**EXERCISE PROMPT**
Quote the rows from the first line through the line containing "- y-axis-label: 10._Municipio: [15, 188, 29, 270]", character for character.

**RECORDS SHOWN**

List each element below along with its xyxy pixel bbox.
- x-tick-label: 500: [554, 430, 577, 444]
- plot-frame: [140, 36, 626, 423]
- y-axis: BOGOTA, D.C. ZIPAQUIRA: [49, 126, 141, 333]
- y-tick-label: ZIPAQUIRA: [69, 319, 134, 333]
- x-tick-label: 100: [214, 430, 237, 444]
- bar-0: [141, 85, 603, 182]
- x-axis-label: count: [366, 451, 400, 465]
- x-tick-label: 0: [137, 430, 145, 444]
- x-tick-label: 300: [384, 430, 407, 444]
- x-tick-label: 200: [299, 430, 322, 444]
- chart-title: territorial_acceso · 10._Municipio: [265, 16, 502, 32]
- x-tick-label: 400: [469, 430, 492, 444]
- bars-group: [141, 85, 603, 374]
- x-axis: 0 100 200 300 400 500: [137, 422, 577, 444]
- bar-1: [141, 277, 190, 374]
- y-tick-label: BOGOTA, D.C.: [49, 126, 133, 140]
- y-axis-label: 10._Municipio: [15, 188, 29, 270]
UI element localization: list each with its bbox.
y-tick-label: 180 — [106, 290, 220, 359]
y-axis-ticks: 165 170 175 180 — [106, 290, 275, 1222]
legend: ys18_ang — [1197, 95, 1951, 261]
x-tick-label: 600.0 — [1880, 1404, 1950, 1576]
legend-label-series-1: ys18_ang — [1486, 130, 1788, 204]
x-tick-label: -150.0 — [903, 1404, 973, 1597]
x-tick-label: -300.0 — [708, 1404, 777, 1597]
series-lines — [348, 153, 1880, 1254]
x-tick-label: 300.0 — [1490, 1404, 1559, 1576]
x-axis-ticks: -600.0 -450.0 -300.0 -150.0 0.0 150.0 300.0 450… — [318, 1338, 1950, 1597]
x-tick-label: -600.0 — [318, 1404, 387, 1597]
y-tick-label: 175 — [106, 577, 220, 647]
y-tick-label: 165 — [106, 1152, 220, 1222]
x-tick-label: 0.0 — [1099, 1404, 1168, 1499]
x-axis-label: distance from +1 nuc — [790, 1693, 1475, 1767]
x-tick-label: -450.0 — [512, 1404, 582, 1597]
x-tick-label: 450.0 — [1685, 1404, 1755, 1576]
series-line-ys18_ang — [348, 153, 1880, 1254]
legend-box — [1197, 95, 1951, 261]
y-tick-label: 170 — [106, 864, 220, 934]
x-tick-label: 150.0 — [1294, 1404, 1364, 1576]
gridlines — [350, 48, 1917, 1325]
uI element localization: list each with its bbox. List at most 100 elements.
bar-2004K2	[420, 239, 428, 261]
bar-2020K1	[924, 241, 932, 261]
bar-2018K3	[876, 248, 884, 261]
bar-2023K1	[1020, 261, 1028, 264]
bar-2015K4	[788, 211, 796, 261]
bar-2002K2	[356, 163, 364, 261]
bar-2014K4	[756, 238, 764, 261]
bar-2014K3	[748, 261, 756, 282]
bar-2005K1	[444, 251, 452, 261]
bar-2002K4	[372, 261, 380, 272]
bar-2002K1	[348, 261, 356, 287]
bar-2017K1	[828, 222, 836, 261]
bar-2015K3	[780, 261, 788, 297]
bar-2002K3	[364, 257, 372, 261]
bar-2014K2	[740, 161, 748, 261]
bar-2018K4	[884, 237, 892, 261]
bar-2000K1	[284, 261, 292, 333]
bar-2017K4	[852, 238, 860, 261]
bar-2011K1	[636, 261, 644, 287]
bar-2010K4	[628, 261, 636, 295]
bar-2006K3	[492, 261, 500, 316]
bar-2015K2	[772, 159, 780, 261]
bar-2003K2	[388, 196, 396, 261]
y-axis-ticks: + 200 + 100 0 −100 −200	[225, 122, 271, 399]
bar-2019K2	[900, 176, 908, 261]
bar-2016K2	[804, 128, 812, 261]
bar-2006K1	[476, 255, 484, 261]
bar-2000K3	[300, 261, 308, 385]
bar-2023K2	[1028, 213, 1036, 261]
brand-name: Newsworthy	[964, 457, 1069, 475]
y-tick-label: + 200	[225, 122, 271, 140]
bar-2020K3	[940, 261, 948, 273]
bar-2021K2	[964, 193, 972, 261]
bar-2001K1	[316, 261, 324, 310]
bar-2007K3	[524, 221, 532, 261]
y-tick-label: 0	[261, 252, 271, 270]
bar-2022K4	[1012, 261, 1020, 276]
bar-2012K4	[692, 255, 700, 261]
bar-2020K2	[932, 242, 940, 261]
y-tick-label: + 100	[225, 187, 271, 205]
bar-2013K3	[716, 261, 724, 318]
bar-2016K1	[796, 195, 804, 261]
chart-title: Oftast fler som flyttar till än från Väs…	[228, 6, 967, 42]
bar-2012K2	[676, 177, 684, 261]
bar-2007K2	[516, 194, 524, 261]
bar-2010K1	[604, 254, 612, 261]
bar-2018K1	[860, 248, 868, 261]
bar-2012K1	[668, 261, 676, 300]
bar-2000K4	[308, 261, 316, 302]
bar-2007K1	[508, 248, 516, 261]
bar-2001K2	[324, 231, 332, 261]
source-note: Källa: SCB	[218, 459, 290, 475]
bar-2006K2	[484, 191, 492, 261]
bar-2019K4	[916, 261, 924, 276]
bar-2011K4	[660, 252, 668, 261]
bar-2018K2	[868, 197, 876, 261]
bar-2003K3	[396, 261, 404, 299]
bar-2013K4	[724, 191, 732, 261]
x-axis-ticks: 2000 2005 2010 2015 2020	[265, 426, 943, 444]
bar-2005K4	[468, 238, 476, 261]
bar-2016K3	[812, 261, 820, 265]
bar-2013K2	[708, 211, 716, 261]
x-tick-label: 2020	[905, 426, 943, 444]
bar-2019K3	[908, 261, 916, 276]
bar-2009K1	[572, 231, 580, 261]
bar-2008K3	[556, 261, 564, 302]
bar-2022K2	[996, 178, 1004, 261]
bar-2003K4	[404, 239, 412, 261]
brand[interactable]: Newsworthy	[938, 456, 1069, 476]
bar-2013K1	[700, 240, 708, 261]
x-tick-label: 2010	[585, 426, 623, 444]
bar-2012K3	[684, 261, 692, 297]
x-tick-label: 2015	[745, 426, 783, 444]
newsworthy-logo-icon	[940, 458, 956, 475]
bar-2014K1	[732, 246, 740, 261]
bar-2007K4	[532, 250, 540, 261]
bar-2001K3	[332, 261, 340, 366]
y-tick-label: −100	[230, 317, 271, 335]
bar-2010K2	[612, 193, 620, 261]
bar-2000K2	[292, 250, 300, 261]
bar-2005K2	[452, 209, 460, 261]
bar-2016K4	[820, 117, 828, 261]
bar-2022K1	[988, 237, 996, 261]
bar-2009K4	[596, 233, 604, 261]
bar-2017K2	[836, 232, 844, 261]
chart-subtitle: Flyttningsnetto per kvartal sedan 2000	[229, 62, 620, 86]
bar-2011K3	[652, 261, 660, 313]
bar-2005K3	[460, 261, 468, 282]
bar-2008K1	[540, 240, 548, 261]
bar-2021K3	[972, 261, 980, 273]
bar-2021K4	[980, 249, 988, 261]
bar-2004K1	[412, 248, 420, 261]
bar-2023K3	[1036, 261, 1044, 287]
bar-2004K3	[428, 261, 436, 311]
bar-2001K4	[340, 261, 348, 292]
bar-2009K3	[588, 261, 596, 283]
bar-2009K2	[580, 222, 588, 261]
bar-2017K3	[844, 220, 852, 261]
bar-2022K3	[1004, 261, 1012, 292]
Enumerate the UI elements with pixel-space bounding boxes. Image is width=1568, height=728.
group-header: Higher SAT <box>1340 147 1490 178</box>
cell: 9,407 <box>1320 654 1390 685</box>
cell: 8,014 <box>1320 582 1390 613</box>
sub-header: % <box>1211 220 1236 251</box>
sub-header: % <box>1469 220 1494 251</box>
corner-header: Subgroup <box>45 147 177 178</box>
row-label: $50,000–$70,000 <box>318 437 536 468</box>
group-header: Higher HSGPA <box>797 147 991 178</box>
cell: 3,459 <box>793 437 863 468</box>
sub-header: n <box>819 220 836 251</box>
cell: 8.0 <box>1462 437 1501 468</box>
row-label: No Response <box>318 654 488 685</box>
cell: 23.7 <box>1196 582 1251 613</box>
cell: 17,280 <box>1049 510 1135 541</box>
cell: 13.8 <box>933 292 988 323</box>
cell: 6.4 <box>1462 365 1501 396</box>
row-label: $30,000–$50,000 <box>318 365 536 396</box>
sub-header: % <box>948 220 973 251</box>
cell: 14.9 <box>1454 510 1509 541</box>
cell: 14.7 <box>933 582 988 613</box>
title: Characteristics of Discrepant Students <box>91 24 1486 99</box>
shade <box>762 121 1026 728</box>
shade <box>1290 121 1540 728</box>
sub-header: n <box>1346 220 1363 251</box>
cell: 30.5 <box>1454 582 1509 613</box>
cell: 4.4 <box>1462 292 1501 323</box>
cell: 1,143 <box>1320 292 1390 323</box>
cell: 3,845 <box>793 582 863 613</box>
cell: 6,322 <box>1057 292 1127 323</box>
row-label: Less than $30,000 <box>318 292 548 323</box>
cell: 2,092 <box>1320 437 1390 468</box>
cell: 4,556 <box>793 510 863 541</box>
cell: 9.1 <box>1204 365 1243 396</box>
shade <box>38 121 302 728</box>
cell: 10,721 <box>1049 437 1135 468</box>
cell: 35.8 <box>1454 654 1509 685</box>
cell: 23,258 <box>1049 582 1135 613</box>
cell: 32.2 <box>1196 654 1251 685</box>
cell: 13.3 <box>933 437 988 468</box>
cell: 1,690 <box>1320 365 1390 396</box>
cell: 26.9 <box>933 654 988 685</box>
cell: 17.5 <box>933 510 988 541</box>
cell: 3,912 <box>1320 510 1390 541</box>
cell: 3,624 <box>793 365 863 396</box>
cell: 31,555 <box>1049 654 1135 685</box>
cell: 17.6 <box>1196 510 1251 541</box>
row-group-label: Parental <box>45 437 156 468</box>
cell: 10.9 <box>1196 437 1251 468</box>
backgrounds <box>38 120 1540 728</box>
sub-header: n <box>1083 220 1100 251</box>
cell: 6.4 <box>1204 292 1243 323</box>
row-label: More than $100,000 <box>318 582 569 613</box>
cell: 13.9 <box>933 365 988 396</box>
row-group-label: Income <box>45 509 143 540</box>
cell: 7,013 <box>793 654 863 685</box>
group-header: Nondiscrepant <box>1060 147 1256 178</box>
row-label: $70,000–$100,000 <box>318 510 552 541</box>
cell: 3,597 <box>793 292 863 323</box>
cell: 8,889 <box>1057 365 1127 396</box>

**EXERCISE ANSWER**
List each element below along with its xyxy pixel bbox.
- x-tick-label: 500: [554, 430, 577, 444]
- plot-frame: [140, 36, 626, 423]
- y-axis: BOGOTA, D.C. ZIPAQUIRA: [49, 126, 141, 333]
- y-tick-label: ZIPAQUIRA: [69, 319, 134, 333]
- x-tick-label: 100: [214, 430, 237, 444]
- bar-0: [141, 85, 603, 182]
- x-axis-label: count: [366, 451, 400, 465]
- x-tick-label: 0: [137, 430, 145, 444]
- x-tick-label: 300: [384, 430, 407, 444]
- x-tick-label: 200: [299, 430, 322, 444]
- chart-title: territorial_acceso · 10._Municipio: [265, 16, 502, 32]
- x-tick-label: 400: [469, 430, 492, 444]
- bars-group: [141, 85, 603, 374]
- x-axis: 0 100 200 300 400 500: [137, 422, 577, 444]
- bar-1: [141, 277, 190, 374]
- y-tick-label: BOGOTA, D.C.: [49, 126, 133, 140]
- y-axis-label: 10._Municipio: [15, 188, 29, 270]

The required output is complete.